WHAT IS BEING ASKED =>
Restate the entries word for word, omitting nothing.

--- Begin DATA TO PROCESS ---

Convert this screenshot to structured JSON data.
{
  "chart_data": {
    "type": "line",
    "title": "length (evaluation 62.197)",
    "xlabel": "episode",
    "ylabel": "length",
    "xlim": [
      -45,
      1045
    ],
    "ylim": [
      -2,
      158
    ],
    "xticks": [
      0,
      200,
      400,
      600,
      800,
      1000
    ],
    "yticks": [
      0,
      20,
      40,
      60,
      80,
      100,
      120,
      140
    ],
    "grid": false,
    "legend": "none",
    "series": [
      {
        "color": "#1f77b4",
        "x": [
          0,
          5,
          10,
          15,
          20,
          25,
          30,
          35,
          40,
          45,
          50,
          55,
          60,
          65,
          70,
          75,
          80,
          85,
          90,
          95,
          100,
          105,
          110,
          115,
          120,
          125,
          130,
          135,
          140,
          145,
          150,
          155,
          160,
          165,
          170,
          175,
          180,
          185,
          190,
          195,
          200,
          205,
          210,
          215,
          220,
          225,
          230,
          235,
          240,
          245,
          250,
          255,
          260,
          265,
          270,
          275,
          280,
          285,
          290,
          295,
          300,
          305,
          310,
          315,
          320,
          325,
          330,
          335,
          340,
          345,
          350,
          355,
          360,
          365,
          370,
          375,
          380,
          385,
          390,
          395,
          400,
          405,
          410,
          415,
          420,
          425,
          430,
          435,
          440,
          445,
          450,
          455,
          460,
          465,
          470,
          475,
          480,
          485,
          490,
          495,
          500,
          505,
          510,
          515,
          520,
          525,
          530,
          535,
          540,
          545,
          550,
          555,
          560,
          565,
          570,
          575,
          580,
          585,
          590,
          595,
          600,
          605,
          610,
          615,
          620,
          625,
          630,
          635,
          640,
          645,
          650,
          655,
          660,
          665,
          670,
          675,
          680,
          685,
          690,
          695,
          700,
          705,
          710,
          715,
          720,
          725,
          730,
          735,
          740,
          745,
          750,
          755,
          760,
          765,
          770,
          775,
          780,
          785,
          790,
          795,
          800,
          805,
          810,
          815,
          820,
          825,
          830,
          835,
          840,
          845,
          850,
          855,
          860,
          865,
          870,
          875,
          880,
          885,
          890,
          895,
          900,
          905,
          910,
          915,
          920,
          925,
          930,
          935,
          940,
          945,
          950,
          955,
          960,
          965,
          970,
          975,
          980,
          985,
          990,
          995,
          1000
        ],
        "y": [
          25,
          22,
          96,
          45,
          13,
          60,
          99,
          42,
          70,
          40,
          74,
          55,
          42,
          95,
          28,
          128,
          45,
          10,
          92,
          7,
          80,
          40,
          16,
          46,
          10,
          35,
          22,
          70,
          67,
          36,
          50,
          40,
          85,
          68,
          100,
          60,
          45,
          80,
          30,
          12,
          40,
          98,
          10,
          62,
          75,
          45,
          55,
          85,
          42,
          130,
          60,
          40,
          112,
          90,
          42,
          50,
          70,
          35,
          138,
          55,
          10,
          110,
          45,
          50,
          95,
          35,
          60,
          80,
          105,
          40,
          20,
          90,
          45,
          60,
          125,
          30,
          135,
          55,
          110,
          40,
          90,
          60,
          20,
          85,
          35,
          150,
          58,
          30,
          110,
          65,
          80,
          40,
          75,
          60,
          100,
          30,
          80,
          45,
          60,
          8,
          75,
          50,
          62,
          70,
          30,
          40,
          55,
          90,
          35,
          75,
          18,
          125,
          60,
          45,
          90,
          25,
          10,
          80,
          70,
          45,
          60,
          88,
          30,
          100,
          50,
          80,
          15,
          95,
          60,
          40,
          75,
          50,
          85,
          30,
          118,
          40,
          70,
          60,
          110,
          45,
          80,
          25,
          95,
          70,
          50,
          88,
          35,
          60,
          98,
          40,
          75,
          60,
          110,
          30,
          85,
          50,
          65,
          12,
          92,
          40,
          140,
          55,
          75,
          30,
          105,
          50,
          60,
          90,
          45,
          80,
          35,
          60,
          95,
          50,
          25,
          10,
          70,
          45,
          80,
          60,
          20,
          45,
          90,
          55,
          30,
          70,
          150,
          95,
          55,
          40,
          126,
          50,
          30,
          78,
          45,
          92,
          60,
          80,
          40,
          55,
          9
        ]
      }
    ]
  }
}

--- End DATA TO PROCESS ---

TASK ANSWER =>
Convert this screenshot to structured JSON data.
{
  "chart_data": {
    "type": "line",
    "title": "length (evaluation 62.197)",
    "xlabel": "episode",
    "ylabel": "length",
    "xlim": [
      -45,
      1045
    ],
    "ylim": [
      -2,
      158
    ],
    "xticks": [
      0,
      200,
      400,
      600,
      800,
      1000
    ],
    "yticks": [
      0,
      20,
      40,
      60,
      80,
      100,
      120,
      140
    ],
    "grid": false,
    "legend": "none",
    "series": [
      {
        "color": "#1f77b4",
        "x": [
          0,
          5,
          10,
          15,
          20,
          25,
          30,
          35,
          40,
          45,
          50,
          55,
          60,
          65,
          70,
          75,
          80,
          85,
          90,
          95,
          100,
          105,
          110,
          115,
          120,
          125,
          130,
          135,
          140,
          145,
          150,
          155,
          160,
          165,
          170,
          175,
          180,
          185,
          190,
          195,
          200,
          205,
          210,
          215,
          220,
          225,
          230,
          235,
          240,
          245,
          250,
          255,
          260,
          265,
          270,
          275,
          280,
          285,
          290,
          295,
          300,
          305,
          310,
          315,
          320,
          325,
          330,
          335,
          340,
          345,
          350,
          355,
          360,
          365,
          370,
          375,
          380,
          385,
          390,
          395,
          400,
          405,
          410,
          415,
          420,
          425,
          430,
          435,
          440,
          445,
          450,
          455,
          460,
          465,
          470,
          475,
          480,
          485,
          490,
          495,
          500,
          505,
          510,
          515,
          520,
          525,
          530,
          535,
          540,
          545,
          550,
          555,
          560,
          565,
          570,
          575,
          580,
          585,
          590,
          595,
          600,
          605,
          610,
          615,
          620,
          625,
          630,
          635,
          640,
          645,
          650,
          655,
          660,
          665,
          670,
          675,
          680,
          685,
          690,
          695,
          700,
          705,
          710,
          715,
          720,
          725,
          730,
          735,
          740,
          745,
          750,
          755,
          760,
          765,
          770,
          775,
          780,
          785,
          790,
          795,
          800,
          805,
          810,
          815,
          820,
          825,
          830,
          835,
          840,
          845,
          850,
          855,
          860,
          865,
          870,
          875,
          880,
          885,
          890,
          895,
          900,
          905,
          910,
          915,
          920,
          925,
          930,
          935,
          940,
          945,
          950,
          955,
          960,
          965,
          970,
          975,
          980,
          985,
          990,
          995,
          1000
        ],
        "y": [
          25,
          22,
          96,
          45,
          13,
          60,
          99,
          42,
          70,
          40,
          74,
          55,
          42,
          95,
          28,
          128,
          45,
          10,
          92,
          7,
          80,
          40,
          16,
          46,
          10,
          35,
          22,
          70,
          67,
          36,
          50,
          40,
          85,
          68,
          100,
          60,
          45,
          80,
          30,
          12,
          40,
          98,
          10,
          62,
          75,
          45,
          55,
          85,
          42,
          130,
          60,
          40,
          112,
          90,
          42,
          50,
          70,
          35,
          138,
          55,
          10,
          110,
          45,
          50,
          95,
          35,
          60,
          80,
          105,
          40,
          20,
          90,
          45,
          60,
          125,
          30,
          135,
          55,
          110,
          40,
          90,
          60,
          20,
          85,
          35,
          150,
          58,
          30,
          110,
          65,
          80,
          40,
          75,
          60,
          100,
          30,
          80,
          45,
          60,
          8,
          75,
          50,
          62,
          70,
          30,
          40,
          55,
          90,
          35,
          75,
          18,
          125,
          60,
          45,
          90,
          25,
          10,
          80,
          70,
          45,
          60,
          88,
          30,
          100,
          50,
          80,
          15,
          95,
          60,
          40,
          75,
          50,
          85,
          30,
          118,
          40,
          70,
          60,
          110,
          45,
          80,
          25,
          95,
          70,
          50,
          88,
          35,
          60,
          98,
          40,
          75,
          60,
          110,
          30,
          85,
          50,
          65,
          12,
          92,
          40,
          140,
          55,
          75,
          30,
          105,
          50,
          60,
          90,
          45,
          80,
          35,
          60,
          95,
          50,
          25,
          10,
          70,
          45,
          80,
          60,
          20,
          45,
          90,
          55,
          30,
          70,
          150,
          95,
          55,
          40,
          126,
          50,
          30,
          78,
          45,
          92,
          60,
          80,
          40,
          55,
          9
        ]
      }
    ]
  }
}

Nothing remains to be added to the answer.